DO THIS » Reproduce the listing exactly, with no pictures in your copy.

RECORDS TO USE »
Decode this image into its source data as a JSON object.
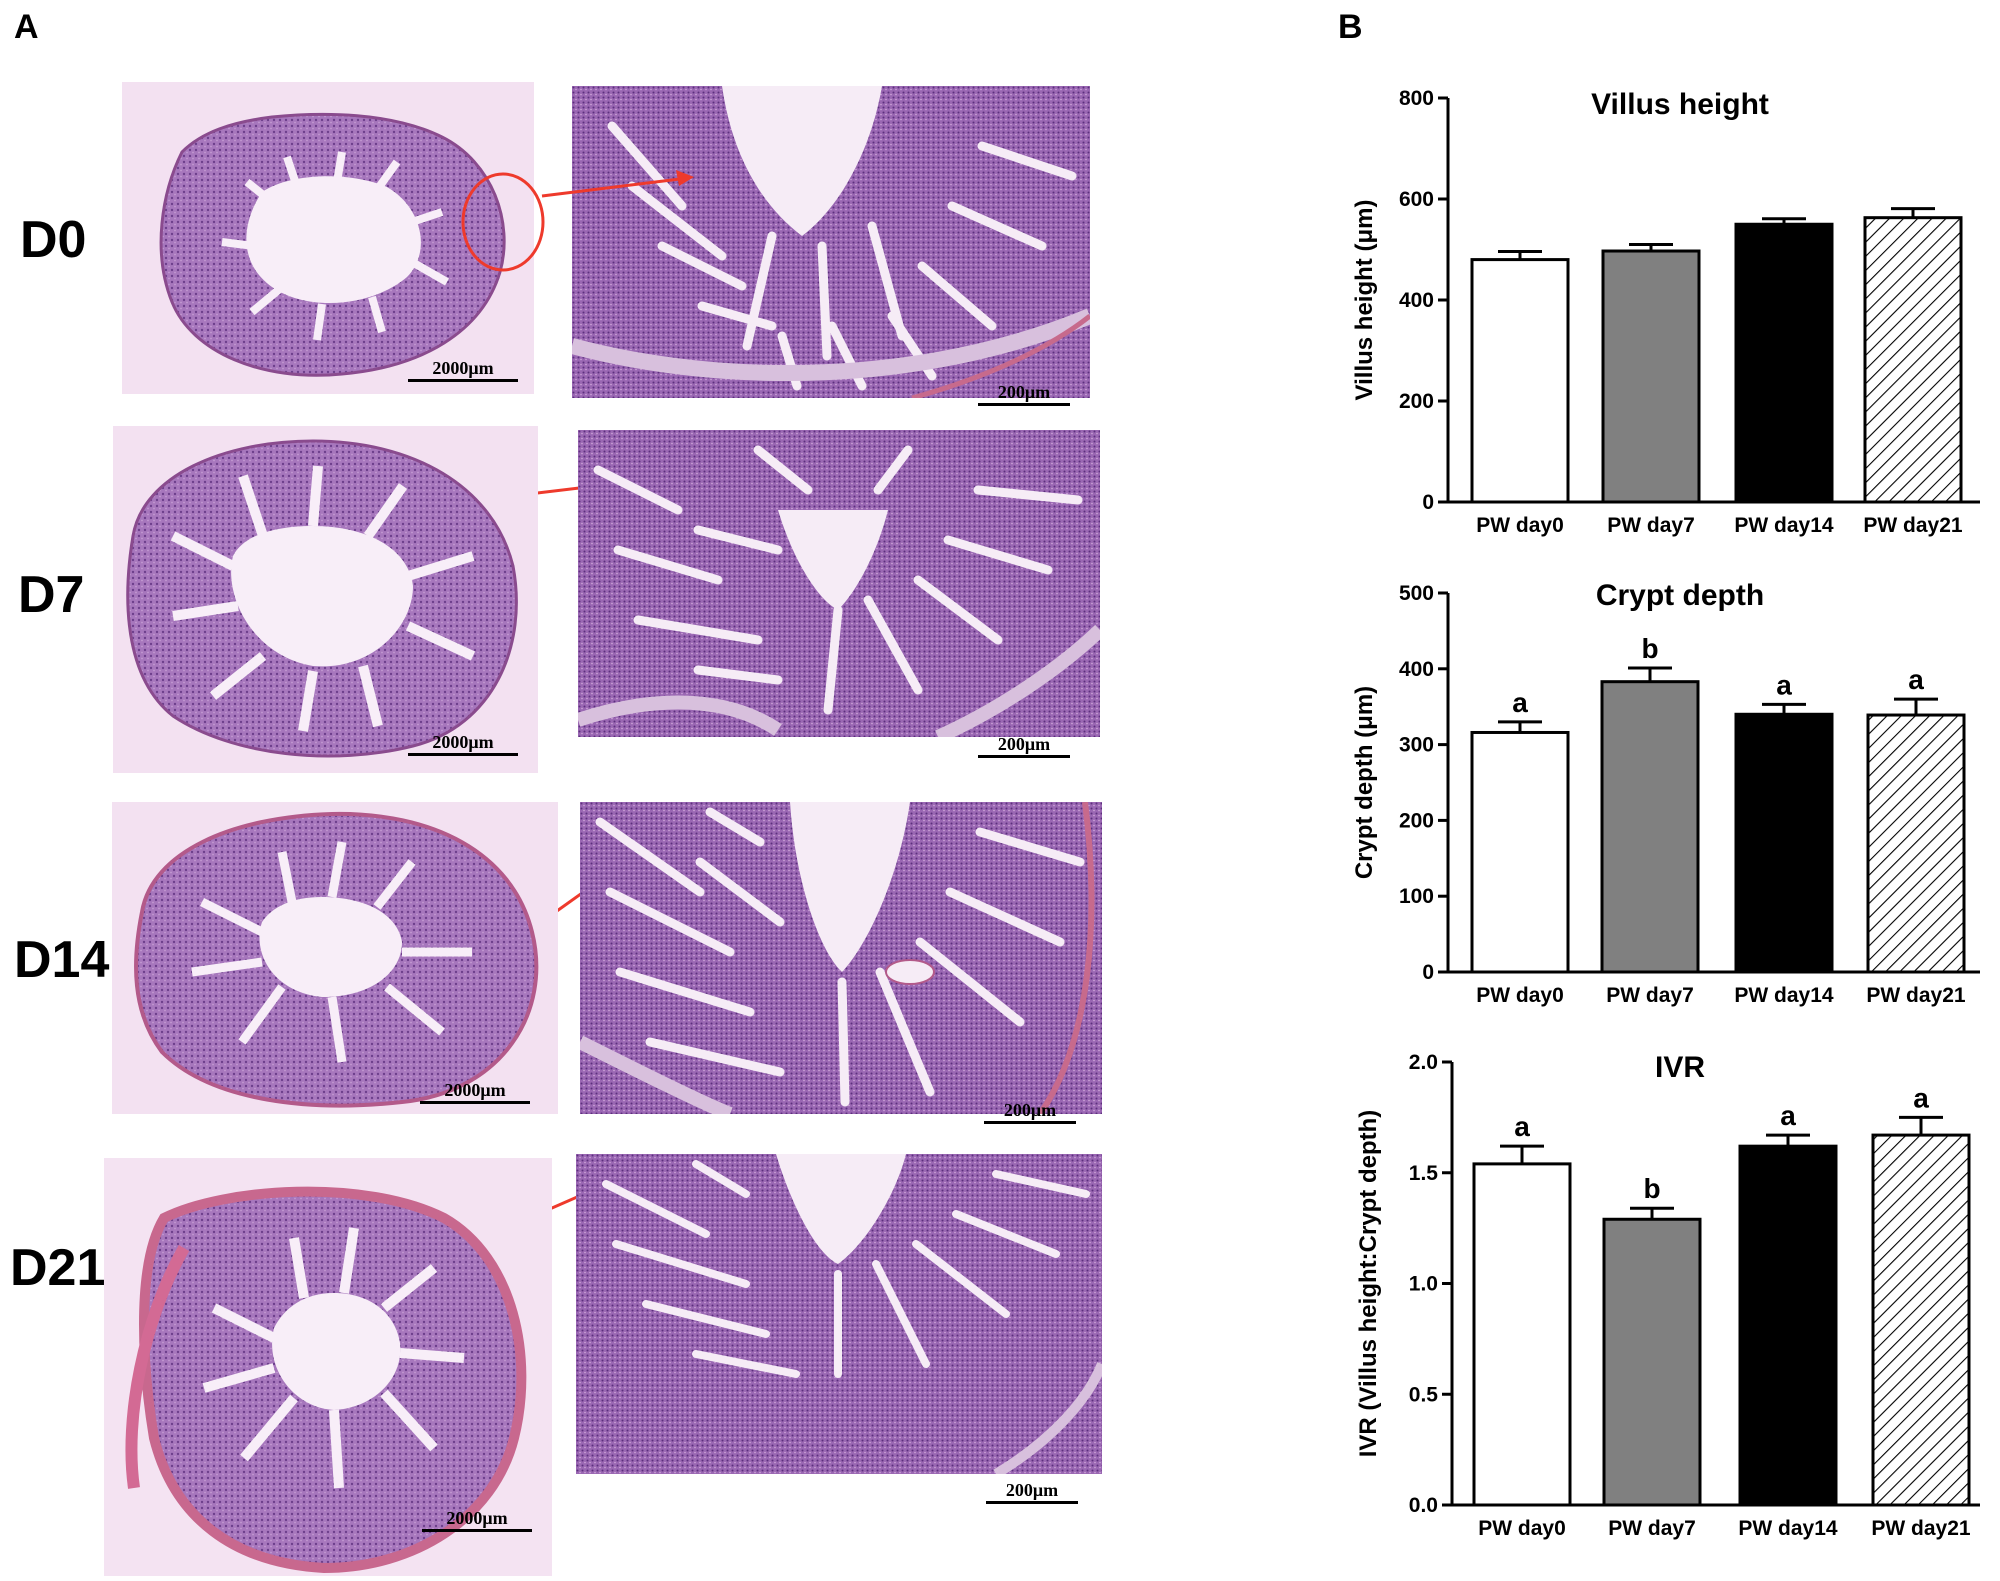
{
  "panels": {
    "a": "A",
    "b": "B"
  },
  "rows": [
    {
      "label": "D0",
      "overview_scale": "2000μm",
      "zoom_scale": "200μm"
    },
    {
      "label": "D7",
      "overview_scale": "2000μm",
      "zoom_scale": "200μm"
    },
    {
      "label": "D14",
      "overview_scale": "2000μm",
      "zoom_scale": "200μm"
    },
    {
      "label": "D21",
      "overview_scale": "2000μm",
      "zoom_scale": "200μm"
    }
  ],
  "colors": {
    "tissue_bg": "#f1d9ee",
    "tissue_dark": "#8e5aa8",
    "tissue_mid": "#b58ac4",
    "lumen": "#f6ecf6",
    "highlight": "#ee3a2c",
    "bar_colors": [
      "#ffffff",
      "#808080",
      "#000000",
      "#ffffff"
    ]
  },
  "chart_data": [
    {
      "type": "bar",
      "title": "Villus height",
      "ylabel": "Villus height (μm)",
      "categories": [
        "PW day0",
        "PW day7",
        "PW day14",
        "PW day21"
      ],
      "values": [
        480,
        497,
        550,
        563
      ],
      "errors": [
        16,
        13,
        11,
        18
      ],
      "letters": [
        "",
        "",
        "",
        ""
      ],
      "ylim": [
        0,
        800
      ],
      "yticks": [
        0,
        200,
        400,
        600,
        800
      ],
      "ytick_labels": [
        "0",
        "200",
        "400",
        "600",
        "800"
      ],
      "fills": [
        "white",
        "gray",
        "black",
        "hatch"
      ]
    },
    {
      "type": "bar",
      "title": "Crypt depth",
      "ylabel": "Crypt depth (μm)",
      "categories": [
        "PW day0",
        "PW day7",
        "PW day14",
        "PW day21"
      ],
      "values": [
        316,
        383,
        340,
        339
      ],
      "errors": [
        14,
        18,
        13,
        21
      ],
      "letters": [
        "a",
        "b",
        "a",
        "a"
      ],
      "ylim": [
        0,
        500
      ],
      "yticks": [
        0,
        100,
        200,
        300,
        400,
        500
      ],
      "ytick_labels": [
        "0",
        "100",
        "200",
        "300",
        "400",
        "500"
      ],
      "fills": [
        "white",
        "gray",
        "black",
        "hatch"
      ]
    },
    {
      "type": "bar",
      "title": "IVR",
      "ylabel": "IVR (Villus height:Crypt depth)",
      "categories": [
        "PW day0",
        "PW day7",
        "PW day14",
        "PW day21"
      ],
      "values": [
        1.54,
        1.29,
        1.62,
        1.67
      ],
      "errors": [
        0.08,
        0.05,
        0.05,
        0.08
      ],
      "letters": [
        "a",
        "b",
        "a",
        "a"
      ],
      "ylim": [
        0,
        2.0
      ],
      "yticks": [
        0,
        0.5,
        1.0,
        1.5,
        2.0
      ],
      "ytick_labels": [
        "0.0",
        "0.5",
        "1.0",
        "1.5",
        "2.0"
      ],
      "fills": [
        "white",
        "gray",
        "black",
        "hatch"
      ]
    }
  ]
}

OUTPUT FOR THIS TASK »
Decode this image into its source data as a JSON object.
{
  "panels": {
    "a": "A",
    "b": "B"
  },
  "rows": [
    {
      "label": "D0",
      "overview_scale": "2000μm",
      "zoom_scale": "200μm"
    },
    {
      "label": "D7",
      "overview_scale": "2000μm",
      "zoom_scale": "200μm"
    },
    {
      "label": "D14",
      "overview_scale": "2000μm",
      "zoom_scale": "200μm"
    },
    {
      "label": "D21",
      "overview_scale": "2000μm",
      "zoom_scale": "200μm"
    }
  ],
  "colors": {
    "tissue_bg": "#f1d9ee",
    "tissue_dark": "#8e5aa8",
    "tissue_mid": "#b58ac4",
    "lumen": "#f6ecf6",
    "highlight": "#ee3a2c",
    "bar_colors": [
      "#ffffff",
      "#808080",
      "#000000",
      "#ffffff"
    ]
  },
  "chart_data": [
    {
      "type": "bar",
      "title": "Villus height",
      "ylabel": "Villus height (μm)",
      "categories": [
        "PW day0",
        "PW day7",
        "PW day14",
        "PW day21"
      ],
      "values": [
        480,
        497,
        550,
        563
      ],
      "errors": [
        16,
        13,
        11,
        18
      ],
      "letters": [
        "",
        "",
        "",
        ""
      ],
      "ylim": [
        0,
        800
      ],
      "yticks": [
        0,
        200,
        400,
        600,
        800
      ],
      "ytick_labels": [
        "0",
        "200",
        "400",
        "600",
        "800"
      ],
      "fills": [
        "white",
        "gray",
        "black",
        "hatch"
      ]
    },
    {
      "type": "bar",
      "title": "Crypt depth",
      "ylabel": "Crypt depth (μm)",
      "categories": [
        "PW day0",
        "PW day7",
        "PW day14",
        "PW day21"
      ],
      "values": [
        316,
        383,
        340,
        339
      ],
      "errors": [
        14,
        18,
        13,
        21
      ],
      "letters": [
        "a",
        "b",
        "a",
        "a"
      ],
      "ylim": [
        0,
        500
      ],
      "yticks": [
        0,
        100,
        200,
        300,
        400,
        500
      ],
      "ytick_labels": [
        "0",
        "100",
        "200",
        "300",
        "400",
        "500"
      ],
      "fills": [
        "white",
        "gray",
        "black",
        "hatch"
      ]
    },
    {
      "type": "bar",
      "title": "IVR",
      "ylabel": "IVR (Villus height:Crypt depth)",
      "categories": [
        "PW day0",
        "PW day7",
        "PW day14",
        "PW day21"
      ],
      "values": [
        1.54,
        1.29,
        1.62,
        1.67
      ],
      "errors": [
        0.08,
        0.05,
        0.05,
        0.08
      ],
      "letters": [
        "a",
        "b",
        "a",
        "a"
      ],
      "ylim": [
        0,
        2.0
      ],
      "yticks": [
        0,
        0.5,
        1.0,
        1.5,
        2.0
      ],
      "ytick_labels": [
        "0.0",
        "0.5",
        "1.0",
        "1.5",
        "2.0"
      ],
      "fills": [
        "white",
        "gray",
        "black",
        "hatch"
      ]
    }
  ]
}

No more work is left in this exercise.